Lütfen anne-çocuk ilişkileri metninden, "Aile işlevlerinde, sosyo-ekonomik" sözlerinden başlayıp "daha olumlu olmaktadır." sözlerine kadar uzanan her şeyi aynen yazın.

Metin bölümü –
◆ ◆ ◆

Özdemir (1991), yaptığı çalışmada Anne-Çocuk Eğitim Programı’nın anneler üzerindeki etkilerini incelemiştir. 2 yıllık anne eğitim programı sonrası, programa katılan annelerin çocuklarıyla ilişkilerinde farklılık gösterdikleri, onlarla daha çok konuştukları ve disiplinde cezalandırmadan çok neyin doğru olduğunu açıkladıkları görülmüştür. Toplumumuzda yaşanan ekonomik değişmeler de alt ve üst sosyo-ekonomik düzey aileler arasında birtakım farklılıklar oluşturmaktadır. Kağıtçıbaşı ve Diğerleri (2001), düşük gelirli Türk anne ve çocuklarda erken müdahalenin etkilerini incelemişlerdir. HIPPY Türkçe uyarlaması ve Mother Enrichment Programı’nın 4 yıl boyunca uygulanmasından sonra eğitim gören anne ve babaların çocuklarıyla daha uyumlu, anlayış ve iş birliği içerisinde oldukları, fiziksel ceza kullanımlarının daha az olduğu bulunmuştur. Genel aile ilişkileri ve aile yakınlığının daha yüksek düzeyde olduğu belirlenmiştir. Genez-Muluk (2004) alt ve üst sosyo-ekonomik düzeydeki ailelerin aile yapılarını ve anne-çocuk ilişkilerini incelemiştir. Çalışma sonunda üst sosyoekonomik düzeydeki ailelerin, alt sosyo-ekonomik düzeydeki ailelere göre, aile yapılarını ve anne-çocuk ilişkisini daha olumlu değerlendirdikleri bulunmuştur. Bu değerlendirmeye göre, üst sosyo-ekonomik düzeydeki annelerin açık iletişim, bağlılık ve iş birliği becerilerini daha çok gösterdiği belirlenmiştir. Çakıcı (2006), alt ve üst sosyoekonomik düzeydeki 6 yaş grubunda çocuğa sahip ailelerin aile işlevlerini, anne–çocuk ilişkilerini ve aile işlevlerinin anne– çocuk ilişkilerine etkilerini incelemek amacı ile bir çalışma yapmıştır.
Aile işlevlerinde, sosyo-ekonomik düzeyin belirleyici bir etken olduğu bulunmuştur. Buna göre, iletişim, roller, duygusal tepki verebilme, davranış kontrolü ve genel fonksiyonlar boyutları açısından üst sosyoekonomik düzeydeki ailelerin; problem çözme ve gereken ilgiyi gösterme boyutları açısından ise alt sosyoekonomik düzeydeki ailelerin daha sağlıksız işlevler gösterdikleri belirlenmiştir. Anne-çocuk ilişkisine bakıldığında, annelerin yaşları, meslek grupları ve çocukların cinsiyetlerinin anne-çocuk ilişkilerini etkilemediği; sadece annenin öğrenim durumunun anne-çocuk ilişkisinde etkili olduğunu ortaya koymuştur. Öğrenim durumları yükseldikçe çocuklarıyla olan ilişkileri de daha olumlu olmaktadır.

◆ ◆ ◆

(Öğe konum girdileri)
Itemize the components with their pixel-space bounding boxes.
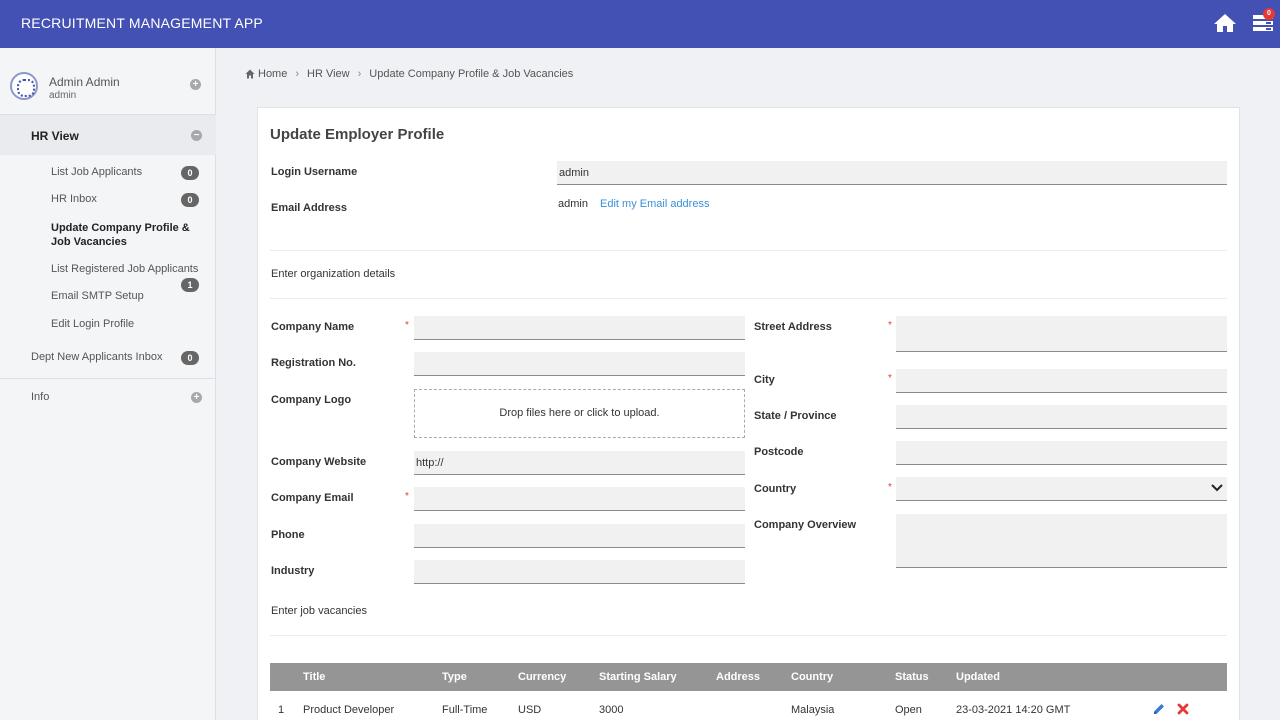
- user-role: admin: [49, 90, 77, 101]
- page-title: Update Employer Profile: [270, 126, 445, 143]
- sidebar-item-list-registered-applicants[interactable]: List Registered Job Applicants: [51, 263, 198, 275]
- sidebar-divider: [0, 378, 216, 379]
- industry-input[interactable]: [414, 560, 745, 584]
- sidebar-item-dept-inbox[interactable]: Dept New Applicants Inbox: [31, 351, 162, 363]
- collapse-minus-icon[interactable]: −: [191, 130, 202, 141]
- sidebar-section-hr-view[interactable]: HR View −: [0, 115, 216, 155]
- state-label: State / Province: [754, 410, 837, 422]
- home-icon[interactable]: [1213, 12, 1237, 34]
- count-badge: 1: [181, 278, 199, 292]
- company-overview-label: Company Overview: [754, 519, 857, 531]
- required-mark: *: [888, 373, 892, 384]
- cell-type: Full-Time: [442, 704, 488, 716]
- industry-label: Industry: [271, 565, 315, 577]
- cell-currency: USD: [518, 704, 542, 716]
- home-icon: [245, 69, 255, 79]
- street-address-label: Street Address: [754, 321, 832, 333]
- required-mark: *: [405, 320, 409, 331]
- company-name-input[interactable]: [414, 316, 745, 340]
- cell-country: Malaysia: [791, 704, 835, 716]
- sidebar-item-info[interactable]: Info: [31, 391, 49, 403]
- registration-label: Registration No.: [271, 357, 356, 369]
- col-starting-salary: Starting Salary: [599, 671, 677, 683]
- breadcrumb-home[interactable]: Home: [258, 68, 287, 80]
- cell-updated: 23-03-2021 14:20 GMT: [956, 704, 1071, 716]
- state-input[interactable]: [896, 405, 1227, 429]
- section-divider: [270, 250, 1227, 251]
- company-name-label: Company Name: [271, 321, 355, 333]
- edit-email-link[interactable]: Edit my Email address: [600, 198, 709, 210]
- breadcrumb: Home › HR View › Update Company Profile …: [245, 68, 573, 80]
- count-badge: 0: [181, 351, 199, 365]
- postcode-label: Postcode: [754, 446, 804, 458]
- notification-badge: 0: [1263, 8, 1275, 20]
- sidebar-item-hr-inbox[interactable]: HR Inbox: [51, 193, 97, 205]
- expand-plus-icon[interactable]: +: [190, 79, 201, 90]
- cell-title: Product Developer: [303, 704, 395, 716]
- company-email-input[interactable]: [414, 487, 745, 511]
- avatar: [10, 72, 38, 100]
- table-row: 1 Product Developer Full-Time USD 3000 M…: [270, 698, 1227, 720]
- delete-x-icon[interactable]: [1176, 702, 1190, 716]
- cell-status: Open: [895, 704, 922, 716]
- sidebar-section-label: HR View: [31, 129, 79, 143]
- chevron-down-icon: [1211, 484, 1223, 492]
- jobs-table-header: Title Type Currency Starting Salary Addr…: [270, 663, 1227, 691]
- org-section-heading: Enter organization details: [271, 268, 396, 280]
- company-logo-label: Company Logo: [271, 394, 352, 406]
- col-status: Status: [895, 671, 929, 683]
- top-navbar: RECRUITMENT MANAGEMENT APP 0: [0, 0, 1280, 48]
- logo-dropzone[interactable]: Drop files here or click to upload.: [414, 389, 745, 438]
- breadcrumb-hr-view[interactable]: HR View: [307, 68, 350, 80]
- login-username-label: Login Username: [271, 166, 358, 178]
- street-address-input[interactable]: [896, 316, 1227, 352]
- company-website-label: Company Website: [271, 456, 367, 468]
- jobs-section-heading: Enter job vacancies: [271, 605, 367, 617]
- section-divider: [270, 635, 1227, 636]
- expand-plus-icon[interactable]: +: [191, 392, 202, 403]
- login-username-field[interactable]: admin: [557, 161, 1227, 185]
- user-profile-box[interactable]: Admin Admin admin +: [0, 64, 216, 114]
- email-value: admin Edit my Email address: [558, 198, 709, 210]
- registration-input[interactable]: [414, 352, 745, 376]
- company-website-input[interactable]: http://: [414, 451, 745, 475]
- employer-profile-panel: Update Employer Profile Login Username a…: [257, 107, 1240, 720]
- col-title: Title: [303, 671, 326, 683]
- breadcrumb-current: Update Company Profile & Job Vacancies: [369, 68, 574, 80]
- edit-pencil-icon[interactable]: [1152, 702, 1166, 716]
- user-name: Admin Admin: [49, 75, 120, 89]
- row-number: 1: [278, 704, 285, 716]
- col-type: Type: [442, 671, 467, 683]
- sidebar-item-email-smtp-setup[interactable]: Email SMTP Setup: [51, 290, 144, 302]
- count-badge: 0: [181, 193, 199, 207]
- count-badge: 0: [181, 166, 199, 180]
- sidebar-item-update-company-profile[interactable]: Update Company Profile & Job Vacancies: [51, 221, 201, 249]
- required-mark: *: [405, 491, 409, 502]
- col-country: Country: [791, 671, 834, 683]
- email-label: Email Address: [271, 202, 348, 214]
- app-title: RECRUITMENT MANAGEMENT APP: [21, 15, 263, 31]
- postcode-input[interactable]: [896, 441, 1227, 465]
- col-currency: Currency: [518, 671, 567, 683]
- required-mark: *: [888, 482, 892, 493]
- sidebar: Admin Admin admin + HR View − List Job A…: [0, 48, 216, 720]
- section-divider: [270, 298, 1227, 299]
- city-input[interactable]: [896, 369, 1227, 393]
- col-updated: Updated: [956, 671, 1000, 683]
- company-email-label: Company Email: [271, 492, 354, 504]
- phone-input[interactable]: [414, 524, 745, 548]
- sidebar-item-list-job-applicants[interactable]: List Job Applicants: [51, 166, 142, 178]
- city-label: City: [754, 374, 775, 386]
- country-select[interactable]: [896, 477, 1227, 501]
- sidebar-item-edit-login-profile[interactable]: Edit Login Profile: [51, 318, 134, 330]
- email-text: admin: [558, 198, 588, 210]
- phone-label: Phone: [271, 529, 305, 541]
- col-address: Address: [716, 671, 761, 683]
- chevron-right-icon: ›: [295, 68, 300, 80]
- required-mark: *: [888, 320, 892, 331]
- company-overview-textarea[interactable]: [896, 514, 1227, 568]
- cell-salary: 3000: [599, 704, 624, 716]
- country-label: Country: [754, 483, 797, 495]
- chevron-right-icon: ›: [357, 68, 362, 80]
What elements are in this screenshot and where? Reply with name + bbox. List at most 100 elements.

◆ ◆ ◆

Tam cevap –
Aile işlevlerinde, sosyo-ekonomik düzeyin belirleyici bir etken olduğu bulunmuştur. Buna göre, iletişim, roller, duygusal tepki verebilme, davranış kontrolü ve genel fonksiyonlar boyutları açısından üst sosyoekonomik düzeydeki ailelerin; problem çözme ve gereken ilgiyi gösterme boyutları açısından ise alt sosyoekonomik düzeydeki ailelerin daha sağlıksız işlevler gösterdikleri belirlenmiştir. Anne-çocuk ilişkisine bakıldığında, annelerin yaşları, meslek grupları ve çocukların cinsiyetlerinin anne-çocuk ilişkilerini etkilemediği; sadece annenin öğrenim durumunun anne-çocuk ilişkisinde etkili olduğunu ortaya koymuştur. Öğrenim durumları yükseldikçe çocuklarıyla olan ilişkileri de daha olumlu olmaktadır.